- [WHAT NEEDS TO BE DONE]
Change "Net Cash" to "Net Cash Position" wherever it occurs in the data, and write out all the lines again with nothing else altered.

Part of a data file
◆ ◆ ◆ ◆ ◆
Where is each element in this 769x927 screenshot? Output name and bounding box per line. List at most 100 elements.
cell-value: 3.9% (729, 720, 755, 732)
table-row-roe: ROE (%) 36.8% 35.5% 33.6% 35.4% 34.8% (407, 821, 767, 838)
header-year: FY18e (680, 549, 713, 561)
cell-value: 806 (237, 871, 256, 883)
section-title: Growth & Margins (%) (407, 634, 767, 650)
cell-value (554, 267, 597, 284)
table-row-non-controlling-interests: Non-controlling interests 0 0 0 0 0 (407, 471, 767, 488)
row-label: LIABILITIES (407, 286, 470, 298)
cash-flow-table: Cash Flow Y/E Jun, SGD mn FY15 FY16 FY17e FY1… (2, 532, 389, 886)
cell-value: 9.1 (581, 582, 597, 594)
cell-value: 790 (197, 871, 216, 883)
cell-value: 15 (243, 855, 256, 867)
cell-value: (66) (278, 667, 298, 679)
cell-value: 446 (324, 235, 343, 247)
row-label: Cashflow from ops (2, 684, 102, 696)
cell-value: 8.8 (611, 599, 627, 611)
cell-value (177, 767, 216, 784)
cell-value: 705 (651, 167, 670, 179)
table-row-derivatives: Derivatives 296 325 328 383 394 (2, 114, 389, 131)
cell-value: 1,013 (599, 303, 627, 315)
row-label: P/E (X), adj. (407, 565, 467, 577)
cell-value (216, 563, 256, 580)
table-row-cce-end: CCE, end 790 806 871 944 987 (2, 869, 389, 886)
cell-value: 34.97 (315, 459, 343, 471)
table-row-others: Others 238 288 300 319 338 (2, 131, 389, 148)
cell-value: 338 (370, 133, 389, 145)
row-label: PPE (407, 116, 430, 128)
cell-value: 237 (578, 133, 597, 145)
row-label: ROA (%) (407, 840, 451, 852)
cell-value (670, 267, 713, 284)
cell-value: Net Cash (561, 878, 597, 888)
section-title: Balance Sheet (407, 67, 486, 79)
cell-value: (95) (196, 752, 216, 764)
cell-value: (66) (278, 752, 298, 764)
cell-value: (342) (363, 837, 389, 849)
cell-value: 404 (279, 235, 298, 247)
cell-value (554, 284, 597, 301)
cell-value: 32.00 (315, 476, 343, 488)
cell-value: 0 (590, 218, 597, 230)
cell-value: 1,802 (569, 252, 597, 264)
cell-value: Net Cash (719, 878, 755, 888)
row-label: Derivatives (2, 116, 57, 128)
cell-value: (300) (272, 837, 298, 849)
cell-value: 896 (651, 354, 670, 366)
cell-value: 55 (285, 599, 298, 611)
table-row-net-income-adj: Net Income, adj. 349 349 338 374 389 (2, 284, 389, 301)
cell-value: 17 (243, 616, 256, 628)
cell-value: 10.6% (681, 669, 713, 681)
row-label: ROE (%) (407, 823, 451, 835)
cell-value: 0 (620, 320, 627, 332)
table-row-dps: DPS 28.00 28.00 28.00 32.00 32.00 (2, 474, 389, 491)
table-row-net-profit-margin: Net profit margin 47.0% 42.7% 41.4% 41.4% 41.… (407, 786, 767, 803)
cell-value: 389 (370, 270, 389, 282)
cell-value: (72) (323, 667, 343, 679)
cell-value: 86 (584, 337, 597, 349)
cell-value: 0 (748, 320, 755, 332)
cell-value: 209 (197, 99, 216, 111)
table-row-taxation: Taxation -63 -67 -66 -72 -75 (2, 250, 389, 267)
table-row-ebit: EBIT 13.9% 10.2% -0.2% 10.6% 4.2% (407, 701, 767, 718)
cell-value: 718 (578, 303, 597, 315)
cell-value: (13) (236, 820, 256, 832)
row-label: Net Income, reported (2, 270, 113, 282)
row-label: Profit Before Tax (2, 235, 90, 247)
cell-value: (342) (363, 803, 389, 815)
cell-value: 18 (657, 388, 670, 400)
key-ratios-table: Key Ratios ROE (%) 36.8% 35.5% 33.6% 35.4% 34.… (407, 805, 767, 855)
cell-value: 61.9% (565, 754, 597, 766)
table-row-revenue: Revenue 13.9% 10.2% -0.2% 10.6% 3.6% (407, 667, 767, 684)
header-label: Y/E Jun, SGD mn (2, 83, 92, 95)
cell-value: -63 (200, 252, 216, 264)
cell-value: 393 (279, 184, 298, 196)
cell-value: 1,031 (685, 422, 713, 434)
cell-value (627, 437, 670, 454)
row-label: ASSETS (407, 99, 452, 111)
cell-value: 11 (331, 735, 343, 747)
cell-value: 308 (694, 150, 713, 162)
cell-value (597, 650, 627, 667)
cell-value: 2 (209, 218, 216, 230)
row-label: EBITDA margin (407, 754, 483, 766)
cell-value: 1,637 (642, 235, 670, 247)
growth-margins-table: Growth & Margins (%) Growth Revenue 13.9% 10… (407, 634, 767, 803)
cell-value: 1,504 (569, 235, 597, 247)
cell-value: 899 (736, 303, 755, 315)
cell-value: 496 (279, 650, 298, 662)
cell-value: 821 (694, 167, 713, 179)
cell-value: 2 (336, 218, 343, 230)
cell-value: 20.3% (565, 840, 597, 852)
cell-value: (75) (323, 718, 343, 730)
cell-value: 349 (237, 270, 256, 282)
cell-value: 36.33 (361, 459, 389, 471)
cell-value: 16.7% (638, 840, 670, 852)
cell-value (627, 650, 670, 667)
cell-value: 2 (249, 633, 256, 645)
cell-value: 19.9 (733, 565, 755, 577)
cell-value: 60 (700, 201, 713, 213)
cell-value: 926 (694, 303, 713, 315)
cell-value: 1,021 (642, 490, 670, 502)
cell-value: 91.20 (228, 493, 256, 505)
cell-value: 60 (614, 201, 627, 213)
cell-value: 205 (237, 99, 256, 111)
◆ ◆ ◆ ◆ ◆
- [THE OUTPUT]
Where is each element in this 769x927 screenshot? Output name and bounding box per line. List at most 100 elements.
cell-value: 3.9% (729, 720, 755, 732)
table-row-roe: ROE (%) 36.8% 35.5% 33.6% 35.4% 34.8% (407, 821, 767, 838)
header-year: FY18e (680, 549, 713, 561)
cell-value: 806 (237, 871, 256, 883)
section-title: Growth & Margins (%) (407, 634, 767, 650)
cell-value (554, 267, 597, 284)
table-row-non-controlling-interests: Non-controlling interests 0 0 0 0 0 (407, 471, 767, 488)
row-label: LIABILITIES (407, 286, 470, 298)
cash-flow-table: Cash Flow Y/E Jun, SGD mn FY15 FY16 FY17e FY1… (2, 532, 389, 886)
cell-value: 9.1 (581, 582, 597, 594)
cell-value: 790 (197, 871, 216, 883)
cell-value: 15 (243, 855, 256, 867)
cell-value: (66) (278, 667, 298, 679)
cell-value: 446 (324, 235, 343, 247)
row-label: Cashflow from ops (2, 684, 102, 696)
cell-value: 8.8 (611, 599, 627, 611)
cell-value (177, 767, 216, 784)
cell-value: 705 (651, 167, 670, 179)
table-row-derivatives: Derivatives 296 325 328 383 394 (2, 114, 389, 131)
cell-value: 1,013 (599, 303, 627, 315)
row-label: P/E (X), adj. (407, 565, 467, 577)
cell-value (216, 563, 256, 580)
table-row-cce-end: CCE, end 790 806 871 944 987 (2, 869, 389, 886)
cell-value: 34.97 (315, 459, 343, 471)
table-row-others: Others 238 288 300 319 338 (2, 131, 389, 148)
cell-value: 338 (370, 133, 389, 145)
row-label: PPE (407, 116, 430, 128)
cell-value: 237 (578, 133, 597, 145)
row-label: ROA (%) (407, 840, 451, 852)
cell-value (670, 267, 713, 284)
cell-value: Net Cash Position (561, 878, 597, 888)
section-title: Balance Sheet (407, 67, 486, 79)
cell-value: (95) (196, 752, 216, 764)
cell-value: (66) (278, 752, 298, 764)
cell-value: (342) (363, 837, 389, 849)
cell-value: 404 (279, 235, 298, 247)
cell-value (554, 284, 597, 301)
cell-value: 32.00 (315, 476, 343, 488)
cell-value: 0 (590, 218, 597, 230)
cell-value: 1,802 (569, 252, 597, 264)
cell-value: Net Cash Position (719, 878, 755, 888)
row-label: Derivatives (2, 116, 57, 128)
cell-value: (300) (272, 837, 298, 849)
cell-value: 896 (651, 354, 670, 366)
cell-value: 55 (285, 599, 298, 611)
table-row-net-income-adj: Net Income, adj. 349 349 338 374 389 (2, 284, 389, 301)
cell-value: 17 (243, 616, 256, 628)
cell-value: 10.6% (681, 669, 713, 681)
row-label: ROE (%) (407, 823, 451, 835)
cell-value: 0 (620, 320, 627, 332)
table-row-dps: DPS 28.00 28.00 28.00 32.00 32.00 (2, 474, 389, 491)
table-row-net-profit-margin: Net profit margin 47.0% 42.7% 41.4% 41.4% 41.… (407, 786, 767, 803)
cell-value: 389 (370, 270, 389, 282)
cell-value: (72) (323, 667, 343, 679)
cell-value: 86 (584, 337, 597, 349)
cell-value: 0 (748, 320, 755, 332)
cell-value: 209 (197, 99, 216, 111)
table-row-taxation: Taxation -63 -67 -66 -72 -75 (2, 250, 389, 267)
table-row-ebit: EBIT 13.9% 10.2% -0.2% 10.6% 4.2% (407, 701, 767, 718)
cell-value: 718 (578, 303, 597, 315)
cell-value: (13) (236, 820, 256, 832)
row-label: Net Income, reported (2, 270, 113, 282)
row-label: Profit Before Tax (2, 235, 90, 247)
cell-value: (342) (363, 803, 389, 815)
cell-value: 18 (657, 388, 670, 400)
key-ratios-table: Key Ratios ROE (%) 36.8% 35.5% 33.6% 35.4% 34.… (407, 805, 767, 855)
cell-value: 61.9% (565, 754, 597, 766)
table-row-revenue: Revenue 13.9% 10.2% -0.2% 10.6% 3.6% (407, 667, 767, 684)
header-label: Y/E Jun, SGD mn (2, 83, 92, 95)
cell-value: -63 (200, 252, 216, 264)
cell-value: 393 (279, 184, 298, 196)
cell-value: 1,031 (685, 422, 713, 434)
cell-value (627, 437, 670, 454)
row-label: ASSETS (407, 99, 452, 111)
cell-value: 11 (331, 735, 343, 747)
cell-value: 308 (694, 150, 713, 162)
cell-value (597, 650, 627, 667)
cell-value: 2 (209, 218, 216, 230)
row-label: EBITDA margin (407, 754, 483, 766)
cell-value: 1,637 (642, 235, 670, 247)
growth-margins-table: Growth & Margins (%) Growth Revenue 13.9% 10… (407, 634, 767, 803)
cell-value: 1,504 (569, 235, 597, 247)
cell-value: 899 (736, 303, 755, 315)
cell-value: 496 (279, 650, 298, 662)
cell-value: 821 (694, 167, 713, 179)
cell-value: 2 (336, 218, 343, 230)
cell-value: 20.3% (565, 840, 597, 852)
cell-value: (75) (323, 718, 343, 730)
cell-value: 349 (237, 270, 256, 282)
cell-value: 36.33 (361, 459, 389, 471)
cell-value: 16.7% (638, 840, 670, 852)
cell-value (627, 650, 670, 667)
cell-value: 2 (249, 633, 256, 645)
cell-value: 19.9 (733, 565, 755, 577)
cell-value: 60 (700, 201, 713, 213)
cell-value: 926 (694, 303, 713, 315)
cell-value: 1,021 (642, 490, 670, 502)
cell-value: 91.20 (228, 493, 256, 505)
cell-value: 60 (614, 201, 627, 213)
cell-value: 205 (237, 99, 256, 111)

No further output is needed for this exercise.